### AIM OF THE EXERCISE:
Exact repetition of every record is required.

[Opening RECORDS FOR THE EXERCISE section]

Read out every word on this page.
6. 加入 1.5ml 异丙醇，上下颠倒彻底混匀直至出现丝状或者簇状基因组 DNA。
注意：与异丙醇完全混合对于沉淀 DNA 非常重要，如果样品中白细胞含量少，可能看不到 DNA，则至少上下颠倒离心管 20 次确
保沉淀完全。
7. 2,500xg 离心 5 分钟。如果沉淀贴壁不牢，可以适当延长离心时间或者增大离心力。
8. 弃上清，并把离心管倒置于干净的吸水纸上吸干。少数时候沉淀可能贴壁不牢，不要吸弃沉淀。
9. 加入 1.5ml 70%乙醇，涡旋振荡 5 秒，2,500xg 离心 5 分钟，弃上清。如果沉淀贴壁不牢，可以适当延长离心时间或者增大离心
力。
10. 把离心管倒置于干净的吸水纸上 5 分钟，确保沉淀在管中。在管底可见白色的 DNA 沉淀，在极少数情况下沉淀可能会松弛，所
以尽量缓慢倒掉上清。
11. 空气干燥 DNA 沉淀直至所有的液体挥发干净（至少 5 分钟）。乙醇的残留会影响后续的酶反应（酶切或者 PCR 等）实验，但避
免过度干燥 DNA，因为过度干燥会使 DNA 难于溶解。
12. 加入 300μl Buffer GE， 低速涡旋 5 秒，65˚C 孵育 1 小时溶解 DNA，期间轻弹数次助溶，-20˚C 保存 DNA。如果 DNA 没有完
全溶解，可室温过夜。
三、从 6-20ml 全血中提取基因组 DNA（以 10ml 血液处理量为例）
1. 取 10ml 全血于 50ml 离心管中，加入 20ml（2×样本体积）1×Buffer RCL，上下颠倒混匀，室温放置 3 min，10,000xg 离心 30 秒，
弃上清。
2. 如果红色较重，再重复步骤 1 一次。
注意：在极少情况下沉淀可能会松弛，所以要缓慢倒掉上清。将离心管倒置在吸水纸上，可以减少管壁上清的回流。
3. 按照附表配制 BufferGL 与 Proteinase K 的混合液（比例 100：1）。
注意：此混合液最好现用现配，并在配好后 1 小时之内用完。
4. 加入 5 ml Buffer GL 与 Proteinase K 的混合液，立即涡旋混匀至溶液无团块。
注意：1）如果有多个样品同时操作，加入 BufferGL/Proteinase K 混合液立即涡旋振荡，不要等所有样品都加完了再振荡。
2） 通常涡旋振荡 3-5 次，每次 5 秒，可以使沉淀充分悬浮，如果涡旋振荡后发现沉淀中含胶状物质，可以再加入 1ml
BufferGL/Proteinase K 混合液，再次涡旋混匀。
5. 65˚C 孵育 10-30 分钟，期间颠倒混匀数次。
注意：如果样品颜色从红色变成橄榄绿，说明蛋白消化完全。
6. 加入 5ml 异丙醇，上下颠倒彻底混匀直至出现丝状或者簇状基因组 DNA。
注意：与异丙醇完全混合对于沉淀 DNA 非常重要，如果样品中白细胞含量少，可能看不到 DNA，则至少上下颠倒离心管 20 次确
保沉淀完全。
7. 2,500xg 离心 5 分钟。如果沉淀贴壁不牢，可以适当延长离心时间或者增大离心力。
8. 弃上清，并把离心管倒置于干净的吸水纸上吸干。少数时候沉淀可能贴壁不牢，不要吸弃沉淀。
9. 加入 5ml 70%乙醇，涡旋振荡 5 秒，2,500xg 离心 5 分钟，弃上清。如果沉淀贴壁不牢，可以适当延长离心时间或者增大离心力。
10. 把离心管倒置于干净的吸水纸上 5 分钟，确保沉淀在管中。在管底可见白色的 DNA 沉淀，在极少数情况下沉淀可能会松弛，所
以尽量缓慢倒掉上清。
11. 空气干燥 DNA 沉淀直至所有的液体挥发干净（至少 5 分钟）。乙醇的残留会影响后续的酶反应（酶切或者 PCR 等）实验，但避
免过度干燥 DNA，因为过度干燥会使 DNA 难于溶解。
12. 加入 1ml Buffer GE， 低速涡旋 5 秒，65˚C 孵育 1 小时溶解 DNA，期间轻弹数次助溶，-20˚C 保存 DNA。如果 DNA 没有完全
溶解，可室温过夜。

[Closing RECORDS FOR THE EXERCISE section]

### RESULT:
Read out every word on this page.
6. 加入 1.5ml 异丙醇，上下颠倒彻底混匀直至出现丝状或者簇状基因组 DNA。
注意：与异丙醇完全混合对于沉淀 DNA 非常重要，如果样品中白细胞含量少，可能看不到 DNA，则至少上下颠倒离心管 20 次确
保沉淀完全。
7. 2,500xg 离心 5 分钟。如果沉淀贴壁不牢，可以适当延长离心时间或者增大离心力。
8. 弃上清，并把离心管倒置于干净的吸水纸上吸干。少数时候沉淀可能贴壁不牢，不要吸弃沉淀。
9. 加入 1.5ml 70%乙醇，涡旋振荡 5 秒，2,500xg 离心 5 分钟，弃上清。如果沉淀贴壁不牢，可以适当延长离心时间或者增大离心
力。
10. 把离心管倒置于干净的吸水纸上 5 分钟，确保沉淀在管中。在管底可见白色的 DNA 沉淀，在极少数情况下沉淀可能会松弛，所
以尽量缓慢倒掉上清。
11. 空气干燥 DNA 沉淀直至所有的液体挥发干净（至少 5 分钟）。乙醇的残留会影响后续的酶反应（酶切或者 PCR 等）实验，但避
免过度干燥 DNA，因为过度干燥会使 DNA 难于溶解。
12. 加入 300μl Buffer GE， 低速涡旋 5 秒，65˚C 孵育 1 小时溶解 DNA，期间轻弹数次助溶，-20˚C 保存 DNA。如果 DNA 没有完
全溶解，可室温过夜。
三、从 6-20ml 全血中提取基因组 DNA（以 10ml 血液处理量为例）
1. 取 10ml 全血于 50ml 离心管中，加入 20ml（2×样本体积）1×Buffer RCL，上下颠倒混匀，室温放置 3 min，10,000xg 离心 30 秒，
弃上清。
2. 如果红色较重，再重复步骤 1 一次。
注意：在极少情况下沉淀可能会松弛，所以要缓慢倒掉上清。将离心管倒置在吸水纸上，可以减少管壁上清的回流。
3. 按照附表配制 BufferGL 与 Proteinase K 的混合液（比例 100：1）。
注意：此混合液最好现用现配，并在配好后 1 小时之内用完。
4. 加入 5 ml Buffer GL 与 Proteinase K 的混合液，立即涡旋混匀至溶液无团块。
注意：1）如果有多个样品同时操作，加入 BufferGL/Proteinase K 混合液立即涡旋振荡，不要等所有样品都加完了再振荡。
2） 通常涡旋振荡 3-5 次，每次 5 秒，可以使沉淀充分悬浮，如果涡旋振荡后发现沉淀中含胶状物质，可以再加入 1ml
BufferGL/Proteinase K 混合液，再次涡旋混匀。
5. 65˚C 孵育 10-30 分钟，期间颠倒混匀数次。
注意：如果样品颜色从红色变成橄榄绿，说明蛋白消化完全。
6. 加入 5ml 异丙醇，上下颠倒彻底混匀直至出现丝状或者簇状基因组 DNA。
注意：与异丙醇完全混合对于沉淀 DNA 非常重要，如果样品中白细胞含量少，可能看不到 DNA，则至少上下颠倒离心管 20 次确
保沉淀完全。
7. 2,500xg 离心 5 分钟。如果沉淀贴壁不牢，可以适当延长离心时间或者增大离心力。
8. 弃上清，并把离心管倒置于干净的吸水纸上吸干。少数时候沉淀可能贴壁不牢，不要吸弃沉淀。
9. 加入 5ml 70%乙醇，涡旋振荡 5 秒，2,500xg 离心 5 分钟，弃上清。如果沉淀贴壁不牢，可以适当延长离心时间或者增大离心力。
10. 把离心管倒置于干净的吸水纸上 5 分钟，确保沉淀在管中。在管底可见白色的 DNA 沉淀，在极少数情况下沉淀可能会松弛，所
以尽量缓慢倒掉上清。
11. 空气干燥 DNA 沉淀直至所有的液体挥发干净（至少 5 分钟）。乙醇的残留会影响后续的酶反应（酶切或者 PCR 等）实验，但避
免过度干燥 DNA，因为过度干燥会使 DNA 难于溶解。
12. 加入 1ml Buffer GE， 低速涡旋 5 秒，65˚C 孵育 1 小时溶解 DNA，期间轻弹数次助溶，-20˚C 保存 DNA。如果 DNA 没有完全
溶解，可室温过夜。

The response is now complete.